# [Given records]
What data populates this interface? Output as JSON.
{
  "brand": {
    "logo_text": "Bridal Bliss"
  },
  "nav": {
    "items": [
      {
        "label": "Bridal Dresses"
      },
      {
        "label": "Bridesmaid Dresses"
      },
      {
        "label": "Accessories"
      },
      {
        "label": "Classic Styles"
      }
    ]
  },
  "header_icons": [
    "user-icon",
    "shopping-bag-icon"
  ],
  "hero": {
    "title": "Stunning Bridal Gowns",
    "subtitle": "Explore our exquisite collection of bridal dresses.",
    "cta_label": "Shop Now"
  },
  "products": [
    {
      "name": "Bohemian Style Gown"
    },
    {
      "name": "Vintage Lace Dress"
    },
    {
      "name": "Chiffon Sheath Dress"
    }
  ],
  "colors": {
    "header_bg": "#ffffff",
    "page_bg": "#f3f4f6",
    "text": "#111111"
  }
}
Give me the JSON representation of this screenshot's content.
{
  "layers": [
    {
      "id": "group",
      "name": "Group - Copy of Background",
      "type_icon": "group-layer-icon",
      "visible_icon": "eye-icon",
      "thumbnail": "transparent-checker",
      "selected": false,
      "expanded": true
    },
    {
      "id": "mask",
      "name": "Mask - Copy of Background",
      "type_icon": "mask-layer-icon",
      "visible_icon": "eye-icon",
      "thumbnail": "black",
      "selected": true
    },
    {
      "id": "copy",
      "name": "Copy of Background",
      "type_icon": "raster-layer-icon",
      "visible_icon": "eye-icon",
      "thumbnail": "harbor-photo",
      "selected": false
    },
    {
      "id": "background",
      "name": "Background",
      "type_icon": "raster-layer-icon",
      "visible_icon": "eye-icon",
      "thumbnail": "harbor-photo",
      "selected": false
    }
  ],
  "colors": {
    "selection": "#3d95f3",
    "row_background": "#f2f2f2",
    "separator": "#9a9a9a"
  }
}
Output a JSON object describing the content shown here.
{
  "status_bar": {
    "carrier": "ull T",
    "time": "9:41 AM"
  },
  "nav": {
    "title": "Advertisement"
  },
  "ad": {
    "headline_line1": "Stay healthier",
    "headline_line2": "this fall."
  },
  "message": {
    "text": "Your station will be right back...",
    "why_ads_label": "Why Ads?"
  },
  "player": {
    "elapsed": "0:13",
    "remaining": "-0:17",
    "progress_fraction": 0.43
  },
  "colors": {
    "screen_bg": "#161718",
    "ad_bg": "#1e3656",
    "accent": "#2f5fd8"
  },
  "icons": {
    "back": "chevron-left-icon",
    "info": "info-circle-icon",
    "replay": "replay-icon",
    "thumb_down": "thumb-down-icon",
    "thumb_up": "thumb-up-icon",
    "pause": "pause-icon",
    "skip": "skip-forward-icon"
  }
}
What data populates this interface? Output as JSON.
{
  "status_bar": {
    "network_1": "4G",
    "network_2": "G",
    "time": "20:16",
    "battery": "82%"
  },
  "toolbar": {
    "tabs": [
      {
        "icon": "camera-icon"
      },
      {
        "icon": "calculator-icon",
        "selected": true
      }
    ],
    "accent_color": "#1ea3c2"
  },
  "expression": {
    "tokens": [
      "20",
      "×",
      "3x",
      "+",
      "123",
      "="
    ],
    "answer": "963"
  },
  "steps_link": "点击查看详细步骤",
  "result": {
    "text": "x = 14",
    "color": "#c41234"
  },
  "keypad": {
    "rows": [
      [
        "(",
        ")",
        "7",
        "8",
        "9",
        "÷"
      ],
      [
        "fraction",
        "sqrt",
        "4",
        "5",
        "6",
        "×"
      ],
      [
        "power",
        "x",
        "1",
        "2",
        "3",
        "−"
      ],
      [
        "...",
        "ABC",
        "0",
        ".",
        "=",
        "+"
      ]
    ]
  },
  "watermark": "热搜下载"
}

# [What the task asks]
Retype the whole listing, matching it exactly.

# [Response]
What data populates this interface? Output as JSON.
{
  "brand": {
    "logo_text": "Bridal Bliss"
  },
  "nav": {
    "items": [
      {
        "label": "Bridal Dresses"
      },
      {
        "label": "Bridesmaid Dresses"
      },
      {
        "label": "Accessories"
      },
      {
        "label": "Classic Styles"
      }
    ]
  },
  "header_icons": [
    "user-icon",
    "shopping-bag-icon"
  ],
  "hero": {
    "title": "Stunning Bridal Gowns",
    "subtitle": "Explore our exquisite collection of bridal dresses.",
    "cta_label": "Shop Now"
  },
  "products": [
    {
      "name": "Bohemian Style Gown"
    },
    {
      "name": "Vintage Lace Dress"
    },
    {
      "name": "Chiffon Sheath Dress"
    }
  ],
  "colors": {
    "header_bg": "#ffffff",
    "page_bg": "#f3f4f6",
    "text": "#111111"
  }
}
Give me the JSON representation of this screenshot's content.
{
  "layers": [
    {
      "id": "group",
      "name": "Group - Copy of Background",
      "type_icon": "group-layer-icon",
      "visible_icon": "eye-icon",
      "thumbnail": "transparent-checker",
      "selected": false,
      "expanded": true
    },
    {
      "id": "mask",
      "name": "Mask - Copy of Background",
      "type_icon": "mask-layer-icon",
      "visible_icon": "eye-icon",
      "thumbnail": "black",
      "selected": true
    },
    {
      "id": "copy",
      "name": "Copy of Background",
      "type_icon": "raster-layer-icon",
      "visible_icon": "eye-icon",
      "thumbnail": "harbor-photo",
      "selected": false
    },
    {
      "id": "background",
      "name": "Background",
      "type_icon": "raster-layer-icon",
      "visible_icon": "eye-icon",
      "thumbnail": "harbor-photo",
      "selected": false
    }
  ],
  "colors": {
    "selection": "#3d95f3",
    "row_background": "#f2f2f2",
    "separator": "#9a9a9a"
  }
}
Output a JSON object describing the content shown here.
{
  "status_bar": {
    "carrier": "ull T",
    "time": "9:41 AM"
  },
  "nav": {
    "title": "Advertisement"
  },
  "ad": {
    "headline_line1": "Stay healthier",
    "headline_line2": "this fall."
  },
  "message": {
    "text": "Your station will be right back...",
    "why_ads_label": "Why Ads?"
  },
  "player": {
    "elapsed": "0:13",
    "remaining": "-0:17",
    "progress_fraction": 0.43
  },
  "colors": {
    "screen_bg": "#161718",
    "ad_bg": "#1e3656",
    "accent": "#2f5fd8"
  },
  "icons": {
    "back": "chevron-left-icon",
    "info": "info-circle-icon",
    "replay": "replay-icon",
    "thumb_down": "thumb-down-icon",
    "thumb_up": "thumb-up-icon",
    "pause": "pause-icon",
    "skip": "skip-forward-icon"
  }
}
What data populates this interface? Output as JSON.
{
  "status_bar": {
    "network_1": "4G",
    "network_2": "G",
    "time": "20:16",
    "battery": "82%"
  },
  "toolbar": {
    "tabs": [
      {
        "icon": "camera-icon"
      },
      {
        "icon": "calculator-icon",
        "selected": true
      }
    ],
    "accent_color": "#1ea3c2"
  },
  "expression": {
    "tokens": [
      "20",
      "×",
      "3x",
      "+",
      "123",
      "="
    ],
    "answer": "963"
  },
  "steps_link": "点击查看详细步骤",
  "result": {
    "text": "x = 14",
    "color": "#c41234"
  },
  "keypad": {
    "rows": [
      [
        "(",
        ")",
        "7",
        "8",
        "9",
        "÷"
      ],
      [
        "fraction",
        "sqrt",
        "4",
        "5",
        "6",
        "×"
      ],
      [
        "power",
        "x",
        "1",
        "2",
        "3",
        "−"
      ],
      [
        "...",
        "ABC",
        "0",
        ".",
        "=",
        "+"
      ]
    ]
  },
  "watermark": "热搜下载"
}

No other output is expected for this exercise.